▶ [RECORDS SUPPLIED]

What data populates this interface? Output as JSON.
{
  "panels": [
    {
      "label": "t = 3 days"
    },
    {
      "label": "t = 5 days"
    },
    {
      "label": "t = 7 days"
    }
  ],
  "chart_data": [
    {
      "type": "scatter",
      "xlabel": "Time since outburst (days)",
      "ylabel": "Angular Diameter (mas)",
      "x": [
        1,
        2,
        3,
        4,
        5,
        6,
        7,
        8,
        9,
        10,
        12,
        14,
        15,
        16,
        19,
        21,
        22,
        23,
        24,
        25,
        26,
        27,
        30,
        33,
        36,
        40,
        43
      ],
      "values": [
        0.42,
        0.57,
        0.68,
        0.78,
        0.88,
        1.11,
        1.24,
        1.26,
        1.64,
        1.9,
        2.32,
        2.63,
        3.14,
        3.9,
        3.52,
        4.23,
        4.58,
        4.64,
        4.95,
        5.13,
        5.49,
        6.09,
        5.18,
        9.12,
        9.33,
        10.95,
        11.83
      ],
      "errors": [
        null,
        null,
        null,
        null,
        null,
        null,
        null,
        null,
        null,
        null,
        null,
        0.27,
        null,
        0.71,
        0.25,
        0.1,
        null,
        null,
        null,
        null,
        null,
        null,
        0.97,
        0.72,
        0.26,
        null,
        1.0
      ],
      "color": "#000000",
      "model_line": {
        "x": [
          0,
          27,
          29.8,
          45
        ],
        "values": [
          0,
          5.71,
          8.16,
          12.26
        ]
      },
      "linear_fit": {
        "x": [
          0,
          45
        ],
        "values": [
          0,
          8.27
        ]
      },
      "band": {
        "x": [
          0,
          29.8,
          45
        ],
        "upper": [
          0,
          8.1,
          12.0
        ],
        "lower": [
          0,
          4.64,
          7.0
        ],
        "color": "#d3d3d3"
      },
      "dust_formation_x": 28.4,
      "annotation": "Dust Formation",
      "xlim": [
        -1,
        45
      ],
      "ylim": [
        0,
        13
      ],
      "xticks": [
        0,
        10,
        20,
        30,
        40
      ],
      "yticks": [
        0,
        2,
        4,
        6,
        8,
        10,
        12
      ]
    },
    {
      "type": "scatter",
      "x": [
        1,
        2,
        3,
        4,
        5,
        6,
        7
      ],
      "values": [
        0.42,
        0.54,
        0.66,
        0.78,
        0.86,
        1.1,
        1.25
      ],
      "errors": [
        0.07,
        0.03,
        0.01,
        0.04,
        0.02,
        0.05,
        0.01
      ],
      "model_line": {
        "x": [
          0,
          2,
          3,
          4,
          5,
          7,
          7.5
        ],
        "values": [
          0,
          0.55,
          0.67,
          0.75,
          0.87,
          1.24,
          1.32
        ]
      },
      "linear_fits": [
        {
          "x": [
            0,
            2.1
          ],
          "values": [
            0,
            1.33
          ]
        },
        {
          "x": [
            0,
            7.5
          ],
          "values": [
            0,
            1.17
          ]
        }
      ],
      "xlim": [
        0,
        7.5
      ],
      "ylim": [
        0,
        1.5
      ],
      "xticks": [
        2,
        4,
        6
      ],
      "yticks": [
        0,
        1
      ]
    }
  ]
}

▶ [GOAL] Please repeat all the records above exactly as they appear.

▶ [EXERCISE RESULT]
What data populates this interface? Output as JSON.
{
  "panels": [
    {
      "label": "t = 3 days"
    },
    {
      "label": "t = 5 days"
    },
    {
      "label": "t = 7 days"
    }
  ],
  "chart_data": [
    {
      "type": "scatter",
      "xlabel": "Time since outburst (days)",
      "ylabel": "Angular Diameter (mas)",
      "x": [
        1,
        2,
        3,
        4,
        5,
        6,
        7,
        8,
        9,
        10,
        12,
        14,
        15,
        16,
        19,
        21,
        22,
        23,
        24,
        25,
        26,
        27,
        30,
        33,
        36,
        40,
        43
      ],
      "values": [
        0.42,
        0.57,
        0.68,
        0.78,
        0.88,
        1.11,
        1.24,
        1.26,
        1.64,
        1.9,
        2.32,
        2.63,
        3.14,
        3.9,
        3.52,
        4.23,
        4.58,
        4.64,
        4.95,
        5.13,
        5.49,
        6.09,
        5.18,
        9.12,
        9.33,
        10.95,
        11.83
      ],
      "errors": [
        null,
        null,
        null,
        null,
        null,
        null,
        null,
        null,
        null,
        null,
        null,
        0.27,
        null,
        0.71,
        0.25,
        0.1,
        null,
        null,
        null,
        null,
        null,
        null,
        0.97,
        0.72,
        0.26,
        null,
        1.0
      ],
      "color": "#000000",
      "model_line": {
        "x": [
          0,
          27,
          29.8,
          45
        ],
        "values": [
          0,
          5.71,
          8.16,
          12.26
        ]
      },
      "linear_fit": {
        "x": [
          0,
          45
        ],
        "values": [
          0,
          8.27
        ]
      },
      "band": {
        "x": [
          0,
          29.8,
          45
        ],
        "upper": [
          0,
          8.1,
          12.0
        ],
        "lower": [
          0,
          4.64,
          7.0
        ],
        "color": "#d3d3d3"
      },
      "dust_formation_x": 28.4,
      "annotation": "Dust Formation",
      "xlim": [
        -1,
        45
      ],
      "ylim": [
        0,
        13
      ],
      "xticks": [
        0,
        10,
        20,
        30,
        40
      ],
      "yticks": [
        0,
        2,
        4,
        6,
        8,
        10,
        12
      ]
    },
    {
      "type": "scatter",
      "x": [
        1,
        2,
        3,
        4,
        5,
        6,
        7
      ],
      "values": [
        0.42,
        0.54,
        0.66,
        0.78,
        0.86,
        1.1,
        1.25
      ],
      "errors": [
        0.07,
        0.03,
        0.01,
        0.04,
        0.02,
        0.05,
        0.01
      ],
      "model_line": {
        "x": [
          0,
          2,
          3,
          4,
          5,
          7,
          7.5
        ],
        "values": [
          0,
          0.55,
          0.67,
          0.75,
          0.87,
          1.24,
          1.32
        ]
      },
      "linear_fits": [
        {
          "x": [
            0,
            2.1
          ],
          "values": [
            0,
            1.33
          ]
        },
        {
          "x": [
            0,
            7.5
          ],
          "values": [
            0,
            1.17
          ]
        }
      ],
      "xlim": [
        0,
        7.5
      ],
      "ylim": [
        0,
        1.5
      ],
      "xticks": [
        2,
        4,
        6
      ],
      "yticks": [
        0,
        1
      ]
    }
  ]
}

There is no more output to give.